(Dataset records)
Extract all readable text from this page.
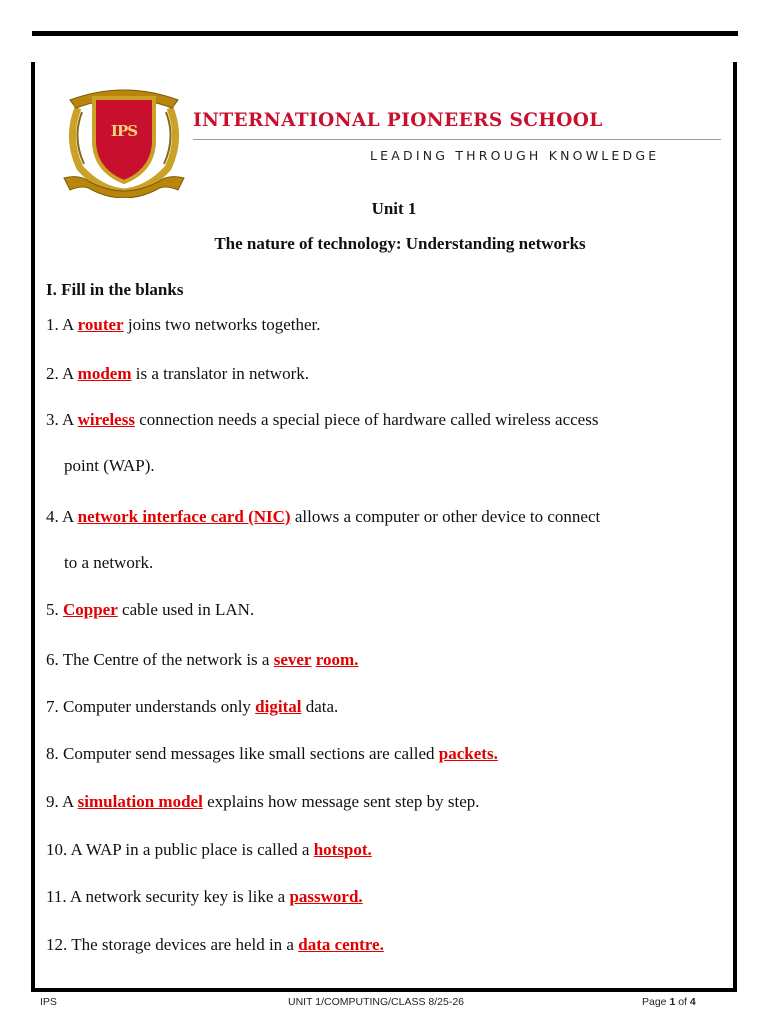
IPS	INTERNATIONAL PIONEERS SCHOOL
LEADING THROUGH KNOWLEDGE
Unit 1
The nature of technology: Understanding networks
I. Fill in the blanks
1. A router joins two networks together.
2. A modem is a translator in network.
3. A wireless connection needs a special piece of hardware called wireless access
point (WAP).
4. A network interface card (NIC) allows a computer or other device to connect
to a network.
5. Copper cable used in LAN.
6. The Centre of the network is a sever room.
7. Computer understands only digital data.
8. Computer send messages like small sections are called packets.
9. A simulation model explains how message sent step by step.
10. A WAP in a public place is called a hotspot.
11. A network security key is like a password.
12. The storage devices are held in a data centre.
IPS	UNIT 1/COMPUTING/CLASS 8/25-26	Page 1 of 4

### Problem to work on
Quote all the records verbatim, dropping any pictures from your copy.

### Solution for this task
Extract all readable text from this page.
IPS	INTERNATIONAL PIONEERS SCHOOL
LEADING THROUGH KNOWLEDGE
Unit 1
The nature of technology: Understanding networks
I. Fill in the blanks
1. A router joins two networks together.
2. A modem is a translator in network.
3. A wireless connection needs a special piece of hardware called wireless access
point (WAP).
4. A network interface card (NIC) allows a computer or other device to connect
to a network.
5. Copper cable used in LAN.
6. The Centre of the network is a sever room.
7. Computer understands only digital data.
8. Computer send messages like small sections are called packets.
9. A simulation model explains how message sent step by step.
10. A WAP in a public place is called a hotspot.
11. A network security key is like a password.
12. The storage devices are held in a data centre.
IPS	UNIT 1/COMPUTING/CLASS 8/25-26	Page 1 of 4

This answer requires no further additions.